Data entries for graphics:
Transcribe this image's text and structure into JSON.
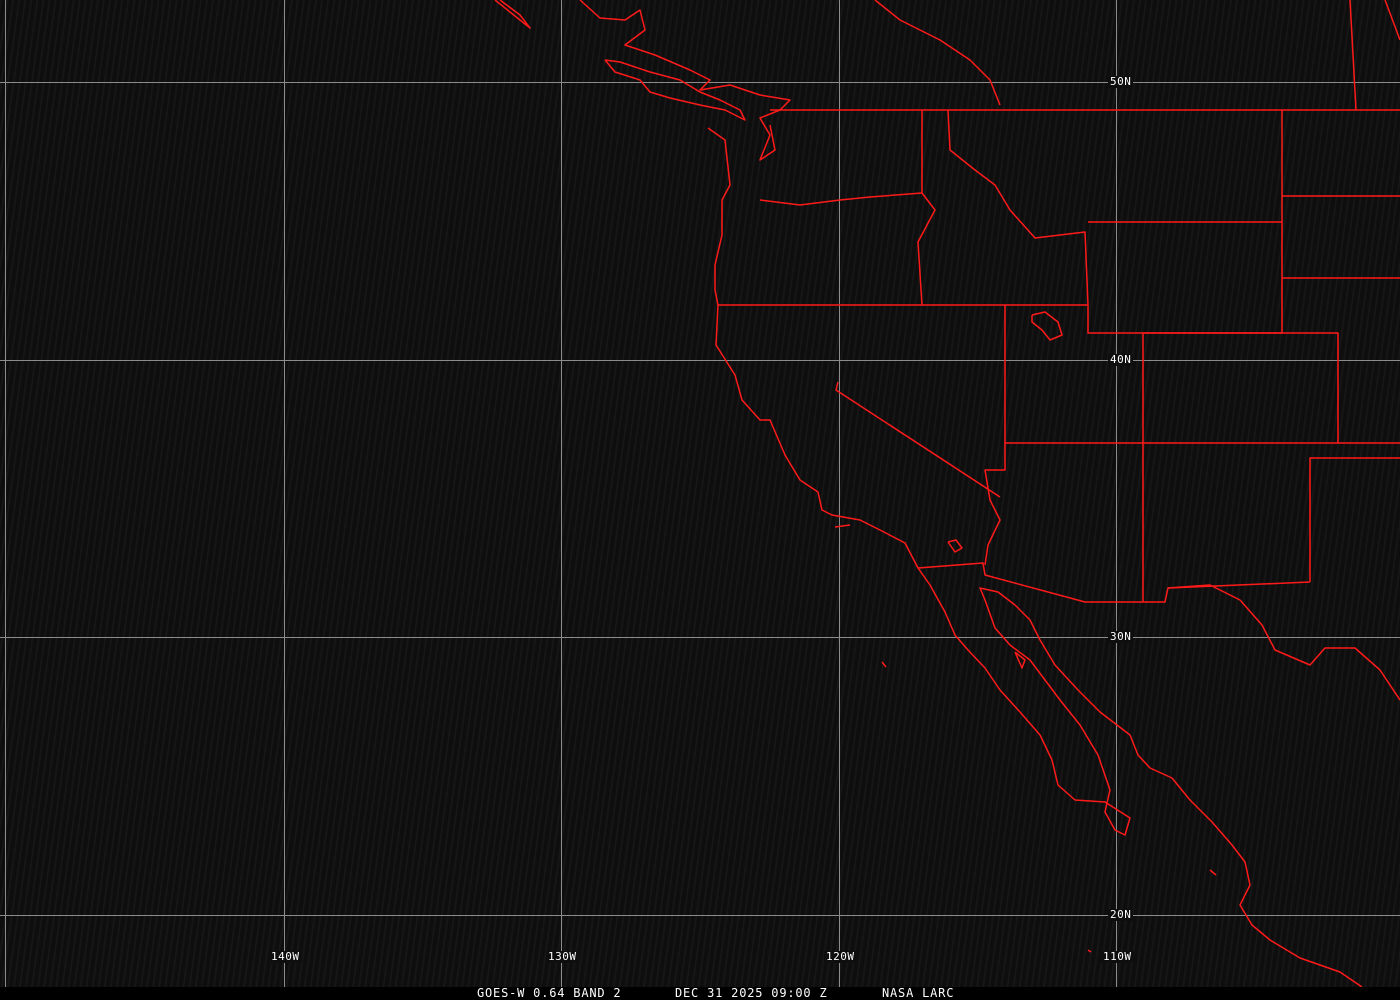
{
  "map": {
    "grid_color": "#8c8c8c",
    "boundary_color": "#ff1a1a",
    "background_color": "#0e0e0e",
    "lat_labels": [
      "50N",
      "40N",
      "30N",
      "20N"
    ],
    "lon_labels": [
      "140W",
      "130W",
      "120W",
      "110W"
    ]
  },
  "caption": {
    "product": "GOES-W 0.64 BAND 2",
    "datetime": "DEC 31 2025 09:00 Z",
    "source": "NASA LARC"
  }
}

→ Description of the task
A faithful copy of the records above is needed, with the pictures left out.

→ Finished exercise
Transcribe this image's text and structure into JSON.
{
  "map": {
    "grid_color": "#8c8c8c",
    "boundary_color": "#ff1a1a",
    "background_color": "#0e0e0e",
    "lat_labels": [
      "50N",
      "40N",
      "30N",
      "20N"
    ],
    "lon_labels": [
      "140W",
      "130W",
      "120W",
      "110W"
    ]
  },
  "caption": {
    "product": "GOES-W 0.64 BAND 2",
    "datetime": "DEC 31 2025 09:00 Z",
    "source": "NASA LARC"
  }
}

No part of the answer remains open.